▸ **Figure collection entries**
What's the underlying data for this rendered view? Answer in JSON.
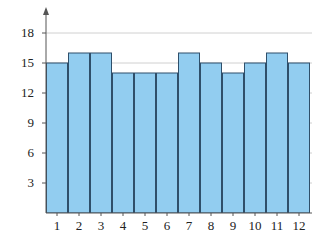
{
  "chart_data": {
    "type": "bar",
    "categories": [
      "1",
      "2",
      "3",
      "4",
      "5",
      "6",
      "7",
      "8",
      "9",
      "10",
      "11",
      "12"
    ],
    "values": [
      15,
      16,
      16,
      14,
      14,
      14,
      16,
      15,
      14,
      15,
      16,
      15
    ],
    "color": "#92cdf0",
    "ylim": [
      0,
      20
    ],
    "yticks": [
      3,
      6,
      9,
      12,
      15,
      18
    ],
    "grid": true
  }
}
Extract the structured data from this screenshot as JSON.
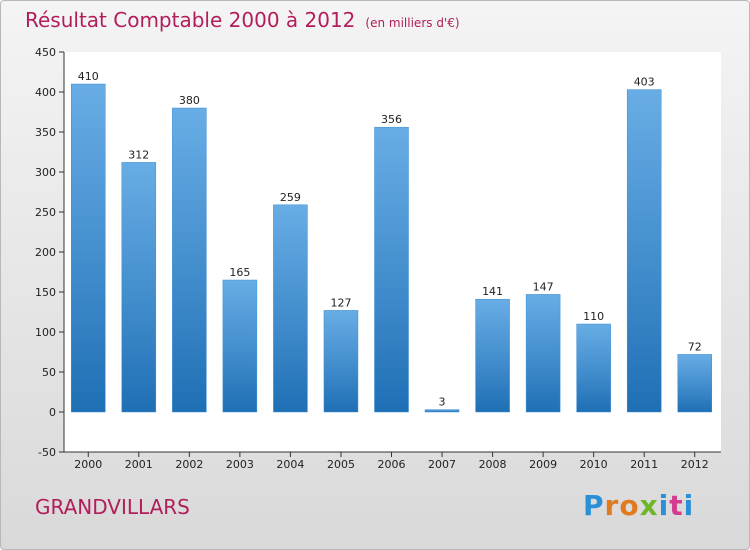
{
  "chart_data": {
    "type": "bar",
    "title": "Résultat Comptable 2000 à 2012",
    "subtitle": "(en milliers d'€)",
    "categories": [
      "2000",
      "2001",
      "2002",
      "2003",
      "2004",
      "2005",
      "2006",
      "2007",
      "2008",
      "2009",
      "2010",
      "2011",
      "2012"
    ],
    "values": [
      410,
      312,
      380,
      165,
      259,
      127,
      356,
      3,
      141,
      147,
      110,
      403,
      72
    ],
    "ylim": [
      -50,
      450
    ],
    "yticks": [
      -50,
      0,
      50,
      100,
      150,
      200,
      250,
      300,
      350,
      400,
      450
    ],
    "xlabel": "",
    "ylabel": "",
    "grid": false,
    "bar_color": "#4d9ee0",
    "text_color": "#b21d5b"
  },
  "commune": "GRANDVILLARS",
  "logo": {
    "letters": [
      "P",
      "r",
      "o",
      "x",
      "i",
      "t",
      "i"
    ],
    "colors": [
      "#2a8fd6",
      "#e07a1f",
      "#e07a1f",
      "#6fb72a",
      "#2a8fd6",
      "#d33c8f",
      "#2a8fd6"
    ]
  }
}
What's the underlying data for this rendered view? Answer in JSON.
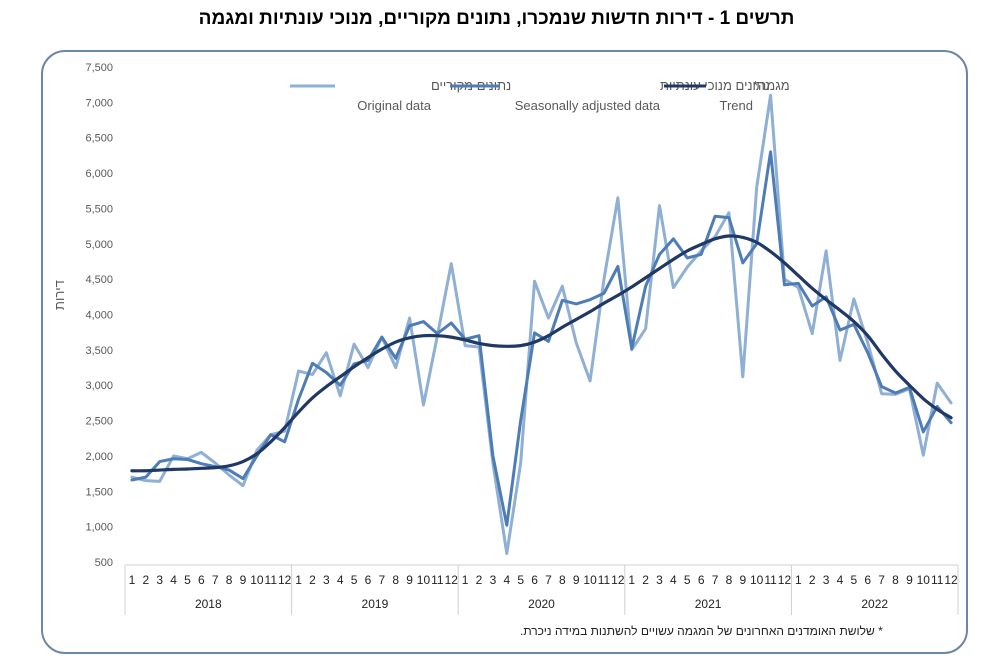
{
  "title": "תרשים 1 - דירות חדשות שנמכרו, נתונים מקוריים, מנוכי עונתיות ומגמה",
  "footnote": "* שלושת האומדנים האחרונים של המגמה עשויים להשתנות במידה ניכרת.",
  "chart_data": {
    "type": "line",
    "ylabel": "דירות",
    "ylim": [
      500,
      7500
    ],
    "yticks": [
      "500",
      "1,000",
      "1,500",
      "2,000",
      "2,500",
      "3,000",
      "3,500",
      "4,000",
      "4,500",
      "5,000",
      "5,500",
      "6,000",
      "6,500",
      "7,000",
      "7,500"
    ],
    "ytick_values": [
      500,
      1000,
      1500,
      2000,
      2500,
      3000,
      3500,
      4000,
      4500,
      5000,
      5500,
      6000,
      6500,
      7000,
      7500
    ],
    "month_labels": [
      "1",
      "2",
      "3",
      "4",
      "5",
      "6",
      "7",
      "8",
      "9",
      "10",
      "11",
      "12"
    ],
    "years": [
      "2018",
      "2019",
      "2020",
      "2021",
      "2022"
    ],
    "grid": false,
    "legend_position": "top",
    "series": [
      {
        "name_he": "נתונים מקוריים",
        "name_en": "Original data",
        "color": "#8fb0d4",
        "values": [
          1700,
          1650,
          1640,
          2000,
          1960,
          2050,
          1900,
          1730,
          1580,
          2080,
          2300,
          2350,
          3200,
          3150,
          3460,
          2850,
          3580,
          3250,
          3680,
          3250,
          3950,
          2720,
          3700,
          4720,
          3560,
          3540,
          1900,
          620,
          1900,
          4470,
          3950,
          4400,
          3600,
          3060,
          4500,
          5650,
          3500,
          3800,
          5540,
          4380,
          4670,
          4900,
          5100,
          5440,
          3120,
          5800,
          7100,
          4500,
          4380,
          3730,
          4900,
          3350,
          4220,
          3600,
          2880,
          2870,
          2950,
          2010,
          3030,
          2750
        ]
      },
      {
        "name_he": "נתונים מנוכי עונתיות",
        "name_en": "Seasonally adjusted data",
        "color": "#4e7db6",
        "values": [
          1660,
          1700,
          1920,
          1960,
          1950,
          1890,
          1850,
          1800,
          1680,
          2000,
          2300,
          2200,
          2800,
          3310,
          3180,
          3000,
          3300,
          3350,
          3680,
          3380,
          3840,
          3900,
          3730,
          3880,
          3650,
          3700,
          2000,
          1020,
          2500,
          3740,
          3620,
          4200,
          4150,
          4210,
          4300,
          4680,
          3520,
          4400,
          4850,
          5070,
          4800,
          4850,
          5390,
          5370,
          4730,
          5000,
          6300,
          4420,
          4440,
          4120,
          4250,
          3780,
          3860,
          3460,
          2980,
          2890,
          2970,
          2340,
          2700,
          2470
        ]
      },
      {
        "name_he": "מגמה*",
        "name_en": "Trend",
        "color": "#203864",
        "values": [
          1790,
          1790,
          1800,
          1810,
          1815,
          1825,
          1835,
          1860,
          1920,
          2030,
          2200,
          2400,
          2620,
          2820,
          2980,
          3120,
          3260,
          3390,
          3510,
          3610,
          3670,
          3700,
          3700,
          3680,
          3640,
          3590,
          3560,
          3550,
          3560,
          3610,
          3700,
          3820,
          3930,
          4040,
          4160,
          4270,
          4390,
          4520,
          4650,
          4780,
          4900,
          4990,
          5070,
          5110,
          5090,
          5020,
          4890,
          4730,
          4550,
          4370,
          4210,
          4060,
          3900,
          3700,
          3440,
          3200,
          3000,
          2810,
          2660,
          2540
        ]
      }
    ]
  }
}
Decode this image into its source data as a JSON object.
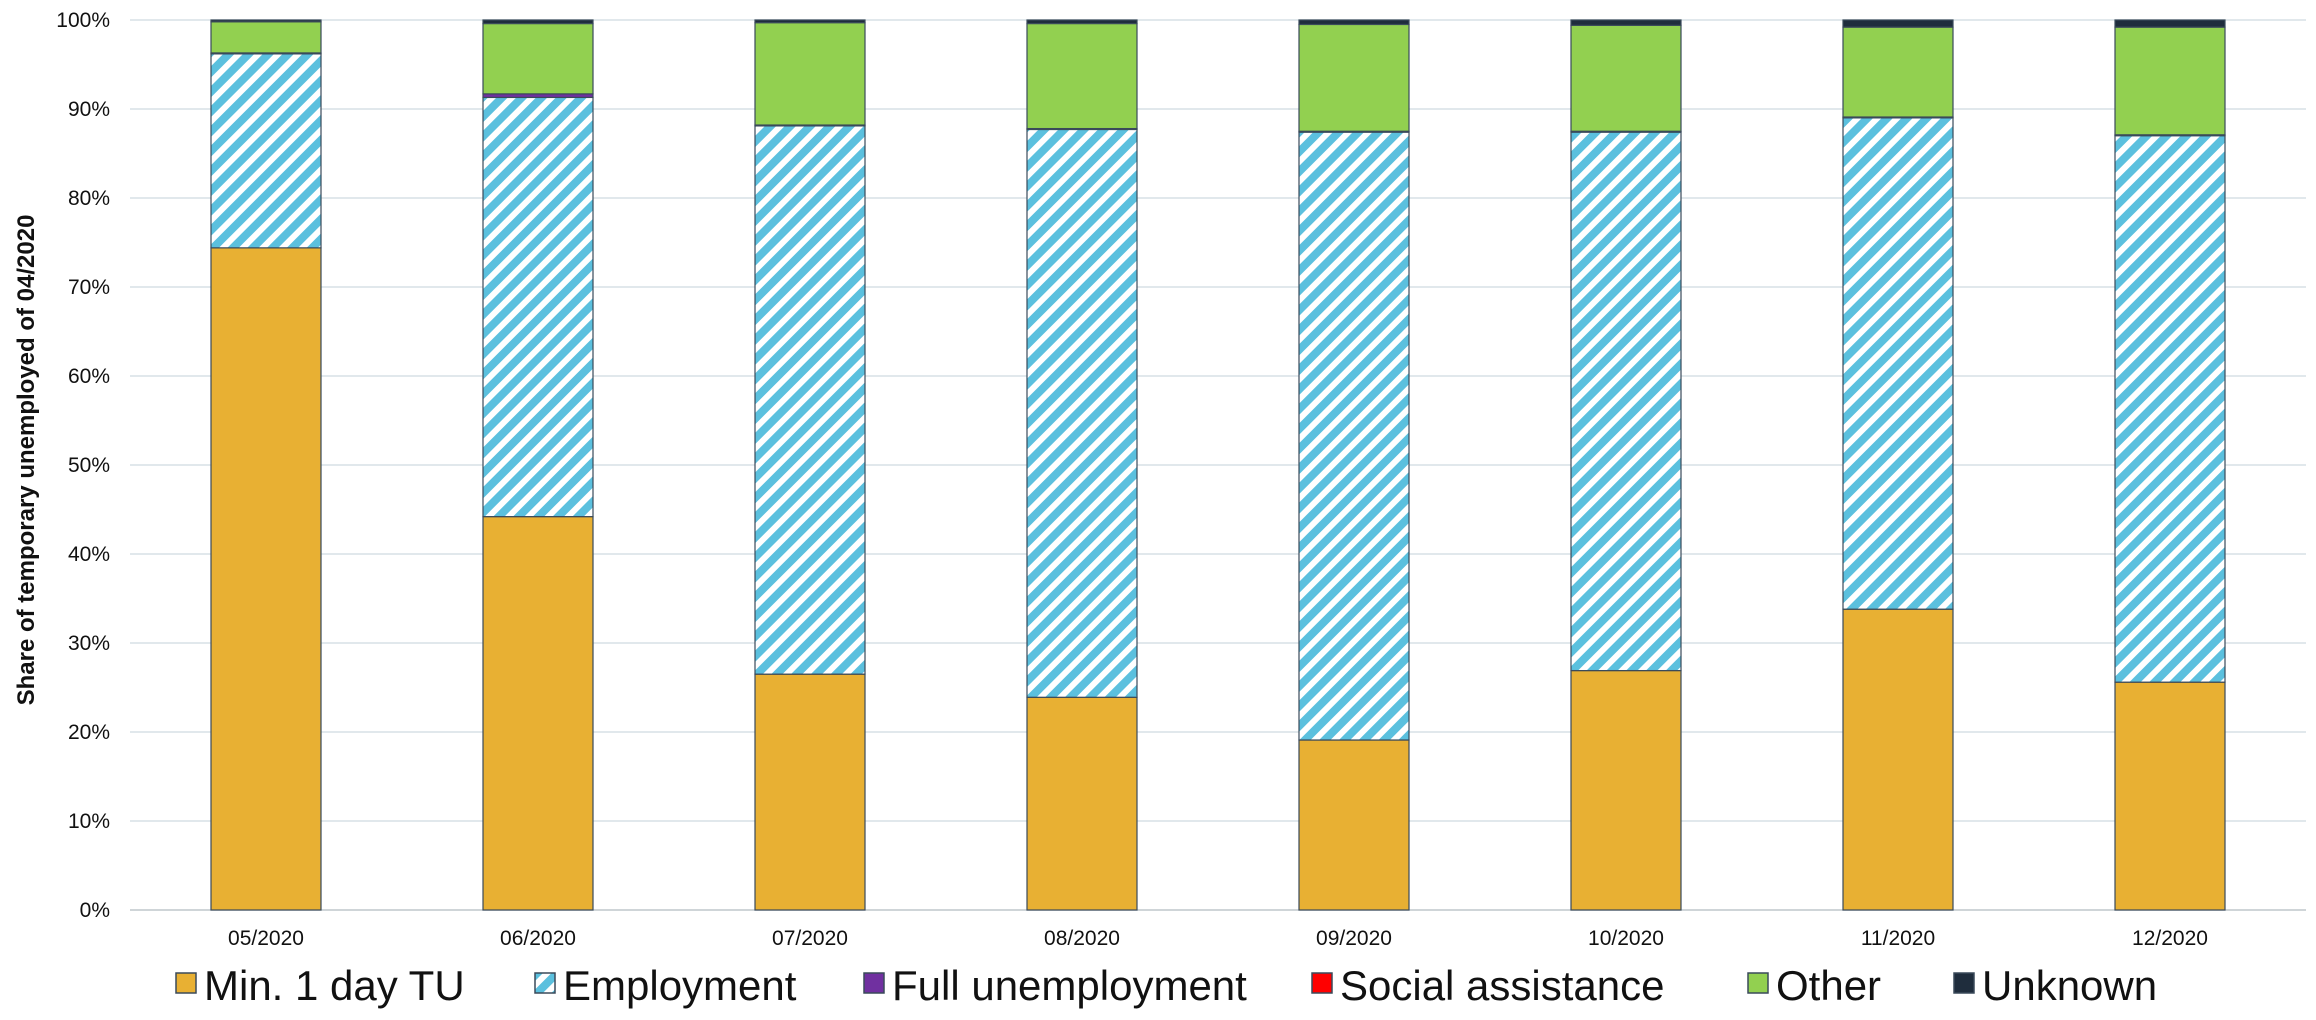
{
  "chart_data": {
    "type": "bar",
    "stacked": true,
    "title": "",
    "xlabel": "",
    "ylabel": "Share of temporary unemployed of 04/2020",
    "ylim": [
      0,
      100
    ],
    "y_ticks": [
      "0%",
      "10%",
      "20%",
      "30%",
      "40%",
      "50%",
      "60%",
      "70%",
      "80%",
      "90%",
      "100%"
    ],
    "grid": true,
    "legend_position": "bottom",
    "categories": [
      "05/2020",
      "06/2020",
      "07/2020",
      "08/2020",
      "09/2020",
      "10/2020",
      "11/2020",
      "12/2020"
    ],
    "series": [
      {
        "name": "Min. 1 day TU",
        "color": "#E8B033",
        "pattern": "solid",
        "values": [
          74.4,
          44.2,
          26.5,
          23.9,
          19.1,
          26.9,
          33.8,
          25.6
        ]
      },
      {
        "name": "Employment",
        "color": "#5BC0DE",
        "pattern": "diagonal-stripes",
        "values": [
          21.8,
          47.1,
          61.6,
          63.8,
          68.3,
          60.5,
          55.2,
          61.4
        ]
      },
      {
        "name": "Full unemployment",
        "color": "#7030A0",
        "pattern": "solid",
        "values": [
          0.1,
          0.4,
          0.1,
          0.1,
          0.1,
          0.1,
          0.1,
          0.1
        ]
      },
      {
        "name": "Social assistance",
        "color": "#FF0000",
        "pattern": "solid",
        "values": [
          0.0,
          0.0,
          0.0,
          0.0,
          0.0,
          0.0,
          0.0,
          0.0
        ]
      },
      {
        "name": "Other",
        "color": "#92D050",
        "pattern": "solid",
        "values": [
          3.5,
          7.9,
          11.5,
          11.8,
          12.0,
          11.9,
          10.1,
          12.1
        ]
      },
      {
        "name": "Unknown",
        "color": "#1F2D3D",
        "pattern": "solid",
        "values": [
          0.2,
          0.4,
          0.3,
          0.4,
          0.5,
          0.6,
          0.8,
          0.8
        ]
      }
    ]
  }
}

▸ **To do**
Generate a word-for-word copy of the preceding records, excluding all pictures.

▸ **Result below**
What's the underlying data for this rendered view? Answer in JSON.
{
  "chart_data": {
    "type": "bar",
    "categories": [
      "1",
      "2",
      "3",
      "4",
      "5",
      "6",
      "7",
      "8",
      "9",
      "10",
      "11",
      "12"
    ],
    "values": [
      15,
      16,
      16,
      14,
      14,
      14,
      16,
      15,
      14,
      15,
      16,
      15
    ],
    "color": "#92cdf0",
    "ylim": [
      0,
      20
    ],
    "yticks": [
      3,
      6,
      9,
      12,
      15,
      18
    ],
    "grid": true
  }
}
Extract the structured data from this screenshot as JSON.
{
  "chart_data": {
    "type": "bar",
    "title": "Résultat Comptable 2000 à 2012",
    "subtitle": "(en milliers d'€)",
    "categories": [
      "2000",
      "2001",
      "2002",
      "2003",
      "2004",
      "2005",
      "2006",
      "2007",
      "2008",
      "2009",
      "2010",
      "2011",
      "2012"
    ],
    "values": [
      410,
      312,
      380,
      165,
      259,
      127,
      356,
      3,
      141,
      147,
      110,
      403,
      72
    ],
    "ylim": [
      -50,
      450
    ],
    "yticks": [
      -50,
      0,
      50,
      100,
      150,
      200,
      250,
      300,
      350,
      400,
      450
    ],
    "xlabel": "",
    "ylabel": "",
    "grid": false,
    "bar_color": "#4d9ee0",
    "text_color": "#b21d5b"
  },
  "commune": "GRANDVILLARS",
  "logo": {
    "letters": [
      "P",
      "r",
      "o",
      "x",
      "i",
      "t",
      "i"
    ],
    "colors": [
      "#2a8fd6",
      "#e07a1f",
      "#e07a1f",
      "#6fb72a",
      "#2a8fd6",
      "#d33c8f",
      "#2a8fd6"
    ]
  }
}
What's the underlying data for this rendered view? Answer in JSON.
{
  "title": "תרשים 1 - דירות חדשות שנמכרו, נתונים מקוריים, מנוכי עונתיות ומגמה",
  "footnote": "* שלושת האומדנים האחרונים של המגמה עשויים להשתנות במידה ניכרת.",
  "chart_data": {
    "type": "line",
    "ylabel": "דירות",
    "ylim": [
      500,
      7500
    ],
    "yticks": [
      "500",
      "1,000",
      "1,500",
      "2,000",
      "2,500",
      "3,000",
      "3,500",
      "4,000",
      "4,500",
      "5,000",
      "5,500",
      "6,000",
      "6,500",
      "7,000",
      "7,500"
    ],
    "ytick_values": [
      500,
      1000,
      1500,
      2000,
      2500,
      3000,
      3500,
      4000,
      4500,
      5000,
      5500,
      6000,
      6500,
      7000,
      7500
    ],
    "month_labels": [
      "1",
      "2",
      "3",
      "4",
      "5",
      "6",
      "7",
      "8",
      "9",
      "10",
      "11",
      "12"
    ],
    "years": [
      "2018",
      "2019",
      "2020",
      "2021",
      "2022"
    ],
    "grid": false,
    "legend_position": "top",
    "series": [
      {
        "name_he": "נתונים מקוריים",
        "name_en": "Original data",
        "color": "#8fb0d4",
        "values": [
          1700,
          1650,
          1640,
          2000,
          1960,
          2050,
          1900,
          1730,
          1580,
          2080,
          2300,
          2350,
          3200,
          3150,
          3460,
          2850,
          3580,
          3250,
          3680,
          3250,
          3950,
          2720,
          3700,
          4720,
          3560,
          3540,
          1900,
          620,
          1900,
          4470,
          3950,
          4400,
          3600,
          3060,
          4500,
          5650,
          3500,
          3800,
          5540,
          4380,
          4670,
          4900,
          5100,
          5440,
          3120,
          5800,
          7100,
          4500,
          4380,
          3730,
          4900,
          3350,
          4220,
          3600,
          2880,
          2870,
          2950,
          2010,
          3030,
          2750
        ]
      },
      {
        "name_he": "נתונים מנוכי עונתיות",
        "name_en": "Seasonally adjusted data",
        "color": "#4e7db6",
        "values": [
          1660,
          1700,
          1920,
          1960,
          1950,
          1890,
          1850,
          1800,
          1680,
          2000,
          2300,
          2200,
          2800,
          3310,
          3180,
          3000,
          3300,
          3350,
          3680,
          3380,
          3840,
          3900,
          3730,
          3880,
          3650,
          3700,
          2000,
          1020,
          2500,
          3740,
          3620,
          4200,
          4150,
          4210,
          4300,
          4680,
          3520,
          4400,
          4850,
          5070,
          4800,
          4850,
          5390,
          5370,
          4730,
          5000,
          6300,
          4420,
          4440,
          4120,
          4250,
          3780,
          3860,
          3460,
          2980,
          2890,
          2970,
          2340,
          2700,
          2470
        ]
      },
      {
        "name_he": "מגמה*",
        "name_en": "Trend",
        "color": "#203864",
        "values": [
          1790,
          1790,
          1800,
          1810,
          1815,
          1825,
          1835,
          1860,
          1920,
          2030,
          2200,
          2400,
          2620,
          2820,
          2980,
          3120,
          3260,
          3390,
          3510,
          3610,
          3670,
          3700,
          3700,
          3680,
          3640,
          3590,
          3560,
          3550,
          3560,
          3610,
          3700,
          3820,
          3930,
          4040,
          4160,
          4270,
          4390,
          4520,
          4650,
          4780,
          4900,
          4990,
          5070,
          5110,
          5090,
          5020,
          4890,
          4730,
          4550,
          4370,
          4210,
          4060,
          3900,
          3700,
          3440,
          3200,
          3000,
          2810,
          2660,
          2540
        ]
      }
    ]
  }
}
Decode this image into its source data as a JSON object.
{
  "chart_data": {
    "type": "bar",
    "stacked": true,
    "title": "",
    "xlabel": "",
    "ylabel": "Share of temporary unemployed of 04/2020",
    "ylim": [
      0,
      100
    ],
    "y_ticks": [
      "0%",
      "10%",
      "20%",
      "30%",
      "40%",
      "50%",
      "60%",
      "70%",
      "80%",
      "90%",
      "100%"
    ],
    "grid": true,
    "legend_position": "bottom",
    "categories": [
      "05/2020",
      "06/2020",
      "07/2020",
      "08/2020",
      "09/2020",
      "10/2020",
      "11/2020",
      "12/2020"
    ],
    "series": [
      {
        "name": "Min. 1 day TU",
        "color": "#E8B033",
        "pattern": "solid",
        "values": [
          74.4,
          44.2,
          26.5,
          23.9,
          19.1,
          26.9,
          33.8,
          25.6
        ]
      },
      {
        "name": "Employment",
        "color": "#5BC0DE",
        "pattern": "diagonal-stripes",
        "values": [
          21.8,
          47.1,
          61.6,
          63.8,
          68.3,
          60.5,
          55.2,
          61.4
        ]
      },
      {
        "name": "Full unemployment",
        "color": "#7030A0",
        "pattern": "solid",
        "values": [
          0.1,
          0.4,
          0.1,
          0.1,
          0.1,
          0.1,
          0.1,
          0.1
        ]
      },
      {
        "name": "Social assistance",
        "color": "#FF0000",
        "pattern": "solid",
        "values": [
          0.0,
          0.0,
          0.0,
          0.0,
          0.0,
          0.0,
          0.0,
          0.0
        ]
      },
      {
        "name": "Other",
        "color": "#92D050",
        "pattern": "solid",
        "values": [
          3.5,
          7.9,
          11.5,
          11.8,
          12.0,
          11.9,
          10.1,
          12.1
        ]
      },
      {
        "name": "Unknown",
        "color": "#1F2D3D",
        "pattern": "solid",
        "values": [
          0.2,
          0.4,
          0.3,
          0.4,
          0.5,
          0.6,
          0.8,
          0.8
        ]
      }
    ]
  }
}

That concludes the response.